Short problem: Collect every line below that contains the word "AKDT".

Material for this task:
* START *

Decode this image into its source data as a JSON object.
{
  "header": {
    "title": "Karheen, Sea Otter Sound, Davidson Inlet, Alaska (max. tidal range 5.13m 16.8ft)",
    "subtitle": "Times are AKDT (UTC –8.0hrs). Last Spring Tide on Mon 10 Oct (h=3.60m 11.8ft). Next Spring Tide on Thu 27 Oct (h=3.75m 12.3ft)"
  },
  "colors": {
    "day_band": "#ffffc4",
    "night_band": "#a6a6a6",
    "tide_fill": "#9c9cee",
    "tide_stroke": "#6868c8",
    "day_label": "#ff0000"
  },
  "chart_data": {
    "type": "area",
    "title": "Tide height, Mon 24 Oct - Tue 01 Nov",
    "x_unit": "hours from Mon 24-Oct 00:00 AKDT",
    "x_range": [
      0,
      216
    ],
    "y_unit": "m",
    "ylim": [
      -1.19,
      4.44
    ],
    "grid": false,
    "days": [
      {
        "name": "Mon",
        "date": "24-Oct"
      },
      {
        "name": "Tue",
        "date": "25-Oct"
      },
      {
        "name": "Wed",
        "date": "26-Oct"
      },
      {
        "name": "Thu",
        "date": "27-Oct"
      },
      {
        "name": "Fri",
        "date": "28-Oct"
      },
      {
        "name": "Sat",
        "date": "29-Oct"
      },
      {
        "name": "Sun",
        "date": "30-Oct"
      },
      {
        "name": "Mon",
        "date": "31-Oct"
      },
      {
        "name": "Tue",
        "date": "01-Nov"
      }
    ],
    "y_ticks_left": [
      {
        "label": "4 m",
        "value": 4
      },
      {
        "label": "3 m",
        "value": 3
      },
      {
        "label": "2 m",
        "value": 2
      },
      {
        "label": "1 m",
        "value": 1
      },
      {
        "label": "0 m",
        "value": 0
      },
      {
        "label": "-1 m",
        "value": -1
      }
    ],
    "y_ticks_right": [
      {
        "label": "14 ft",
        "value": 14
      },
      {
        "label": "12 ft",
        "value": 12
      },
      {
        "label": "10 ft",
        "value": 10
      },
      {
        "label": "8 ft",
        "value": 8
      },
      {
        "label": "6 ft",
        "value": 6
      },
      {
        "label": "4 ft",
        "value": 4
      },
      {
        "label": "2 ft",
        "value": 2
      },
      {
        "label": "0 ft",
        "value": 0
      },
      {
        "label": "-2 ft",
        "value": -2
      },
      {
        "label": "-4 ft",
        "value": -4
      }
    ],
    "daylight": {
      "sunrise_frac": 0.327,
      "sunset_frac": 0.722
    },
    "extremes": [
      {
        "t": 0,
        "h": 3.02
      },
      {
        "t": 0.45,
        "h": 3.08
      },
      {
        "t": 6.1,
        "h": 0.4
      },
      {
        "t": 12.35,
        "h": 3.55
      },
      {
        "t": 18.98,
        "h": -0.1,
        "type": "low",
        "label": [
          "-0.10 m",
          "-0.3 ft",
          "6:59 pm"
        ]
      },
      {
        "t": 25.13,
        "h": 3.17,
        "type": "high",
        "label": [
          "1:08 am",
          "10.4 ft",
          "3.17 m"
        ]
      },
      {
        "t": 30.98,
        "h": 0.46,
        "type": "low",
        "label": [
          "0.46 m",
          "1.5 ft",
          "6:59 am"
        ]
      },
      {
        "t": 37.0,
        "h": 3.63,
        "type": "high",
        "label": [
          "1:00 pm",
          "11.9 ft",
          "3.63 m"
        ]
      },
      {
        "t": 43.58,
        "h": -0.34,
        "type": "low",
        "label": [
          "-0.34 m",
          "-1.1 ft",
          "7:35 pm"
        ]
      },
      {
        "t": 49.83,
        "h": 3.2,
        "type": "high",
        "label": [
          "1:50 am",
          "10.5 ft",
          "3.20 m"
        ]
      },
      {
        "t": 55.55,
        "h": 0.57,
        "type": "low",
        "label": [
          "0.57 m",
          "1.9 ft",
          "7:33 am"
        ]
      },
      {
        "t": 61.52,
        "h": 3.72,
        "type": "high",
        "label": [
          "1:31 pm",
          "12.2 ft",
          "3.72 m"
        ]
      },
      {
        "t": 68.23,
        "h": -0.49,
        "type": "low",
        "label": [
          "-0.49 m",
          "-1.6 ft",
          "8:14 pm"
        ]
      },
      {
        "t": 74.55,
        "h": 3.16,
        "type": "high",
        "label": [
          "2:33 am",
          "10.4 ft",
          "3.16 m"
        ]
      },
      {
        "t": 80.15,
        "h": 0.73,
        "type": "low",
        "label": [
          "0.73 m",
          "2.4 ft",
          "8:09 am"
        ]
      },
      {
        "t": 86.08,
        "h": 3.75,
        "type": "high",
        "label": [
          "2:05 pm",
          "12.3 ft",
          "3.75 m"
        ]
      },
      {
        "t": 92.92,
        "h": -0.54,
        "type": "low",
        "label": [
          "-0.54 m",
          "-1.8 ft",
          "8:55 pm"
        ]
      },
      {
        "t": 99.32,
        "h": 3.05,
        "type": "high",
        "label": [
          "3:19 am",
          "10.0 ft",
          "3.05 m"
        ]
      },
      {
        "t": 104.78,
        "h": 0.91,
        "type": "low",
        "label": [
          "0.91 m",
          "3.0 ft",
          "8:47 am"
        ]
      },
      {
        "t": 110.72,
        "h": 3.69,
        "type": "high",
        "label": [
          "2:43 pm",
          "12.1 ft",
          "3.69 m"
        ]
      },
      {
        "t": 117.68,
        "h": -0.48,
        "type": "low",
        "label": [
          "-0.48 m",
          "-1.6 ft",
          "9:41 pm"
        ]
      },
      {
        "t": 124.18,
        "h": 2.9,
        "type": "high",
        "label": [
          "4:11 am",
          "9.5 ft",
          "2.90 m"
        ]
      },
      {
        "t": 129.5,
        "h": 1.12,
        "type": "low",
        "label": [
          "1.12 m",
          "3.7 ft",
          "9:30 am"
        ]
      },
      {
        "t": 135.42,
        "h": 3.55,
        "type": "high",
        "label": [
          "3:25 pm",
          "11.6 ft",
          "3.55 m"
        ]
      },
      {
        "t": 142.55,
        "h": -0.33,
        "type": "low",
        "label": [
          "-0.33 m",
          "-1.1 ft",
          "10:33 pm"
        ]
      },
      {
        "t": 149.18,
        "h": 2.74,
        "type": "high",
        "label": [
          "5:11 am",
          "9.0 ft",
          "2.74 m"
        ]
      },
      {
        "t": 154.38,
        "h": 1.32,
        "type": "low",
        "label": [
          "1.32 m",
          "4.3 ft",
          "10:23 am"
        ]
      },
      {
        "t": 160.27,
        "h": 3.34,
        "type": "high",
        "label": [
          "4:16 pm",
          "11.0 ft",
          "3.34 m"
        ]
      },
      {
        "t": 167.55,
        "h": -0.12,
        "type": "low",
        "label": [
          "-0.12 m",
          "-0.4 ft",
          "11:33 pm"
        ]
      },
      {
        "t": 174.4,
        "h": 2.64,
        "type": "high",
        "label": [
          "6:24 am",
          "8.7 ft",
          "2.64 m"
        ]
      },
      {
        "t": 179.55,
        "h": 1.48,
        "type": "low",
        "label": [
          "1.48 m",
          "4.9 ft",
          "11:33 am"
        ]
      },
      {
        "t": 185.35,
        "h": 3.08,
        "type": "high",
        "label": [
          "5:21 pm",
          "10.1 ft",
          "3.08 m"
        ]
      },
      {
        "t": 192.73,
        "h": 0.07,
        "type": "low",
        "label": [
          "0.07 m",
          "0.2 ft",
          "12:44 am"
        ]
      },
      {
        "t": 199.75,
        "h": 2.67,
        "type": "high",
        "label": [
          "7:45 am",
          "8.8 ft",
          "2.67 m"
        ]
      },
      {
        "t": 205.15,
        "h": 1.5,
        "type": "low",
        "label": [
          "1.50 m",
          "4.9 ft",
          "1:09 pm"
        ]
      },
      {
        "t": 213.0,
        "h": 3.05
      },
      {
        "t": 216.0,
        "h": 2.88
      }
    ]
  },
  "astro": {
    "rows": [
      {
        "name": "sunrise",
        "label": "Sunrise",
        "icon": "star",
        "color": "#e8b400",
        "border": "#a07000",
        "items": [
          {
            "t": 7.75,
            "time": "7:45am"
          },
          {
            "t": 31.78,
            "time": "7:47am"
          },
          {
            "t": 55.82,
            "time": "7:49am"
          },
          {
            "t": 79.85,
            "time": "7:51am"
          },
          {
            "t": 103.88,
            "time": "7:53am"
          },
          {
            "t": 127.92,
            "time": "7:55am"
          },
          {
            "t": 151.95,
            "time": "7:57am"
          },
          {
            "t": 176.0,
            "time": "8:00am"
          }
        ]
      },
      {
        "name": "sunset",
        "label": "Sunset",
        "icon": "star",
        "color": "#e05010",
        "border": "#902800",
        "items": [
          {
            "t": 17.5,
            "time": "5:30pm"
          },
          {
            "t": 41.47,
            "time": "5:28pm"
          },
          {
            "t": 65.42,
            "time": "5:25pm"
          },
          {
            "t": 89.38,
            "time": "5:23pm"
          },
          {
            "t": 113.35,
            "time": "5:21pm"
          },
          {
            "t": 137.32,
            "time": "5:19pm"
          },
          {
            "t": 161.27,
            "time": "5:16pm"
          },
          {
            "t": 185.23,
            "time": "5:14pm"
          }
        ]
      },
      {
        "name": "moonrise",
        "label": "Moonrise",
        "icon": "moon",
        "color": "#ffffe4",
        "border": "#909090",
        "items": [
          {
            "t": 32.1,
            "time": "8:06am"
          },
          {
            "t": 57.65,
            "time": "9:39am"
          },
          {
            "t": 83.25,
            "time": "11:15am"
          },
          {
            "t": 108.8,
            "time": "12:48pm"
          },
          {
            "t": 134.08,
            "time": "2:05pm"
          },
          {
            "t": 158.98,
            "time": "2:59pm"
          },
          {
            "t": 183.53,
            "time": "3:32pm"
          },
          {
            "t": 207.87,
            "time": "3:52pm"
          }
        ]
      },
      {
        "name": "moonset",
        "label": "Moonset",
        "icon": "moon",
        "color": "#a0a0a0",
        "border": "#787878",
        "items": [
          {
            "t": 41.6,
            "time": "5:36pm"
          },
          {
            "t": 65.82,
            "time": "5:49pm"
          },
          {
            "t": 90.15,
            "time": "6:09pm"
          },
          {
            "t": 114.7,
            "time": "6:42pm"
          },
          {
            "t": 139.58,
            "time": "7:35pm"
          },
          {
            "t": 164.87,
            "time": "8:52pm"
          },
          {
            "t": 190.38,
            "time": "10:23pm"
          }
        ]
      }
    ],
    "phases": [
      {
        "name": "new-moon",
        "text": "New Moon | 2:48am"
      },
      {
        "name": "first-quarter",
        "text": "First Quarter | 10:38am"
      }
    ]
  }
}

* END *

Answer to the problem:
    "subtitle": "Times are AKDT (UTC –8.0hrs). Last Spring Tide on Mon 10 Oct (h=3.60m 11.8ft). Next Spring Tide on Thu 27 Oct (h=3.75m 12.3ft)"
    "x_unit": "hours from Mon 24-Oct 00:00 AKDT",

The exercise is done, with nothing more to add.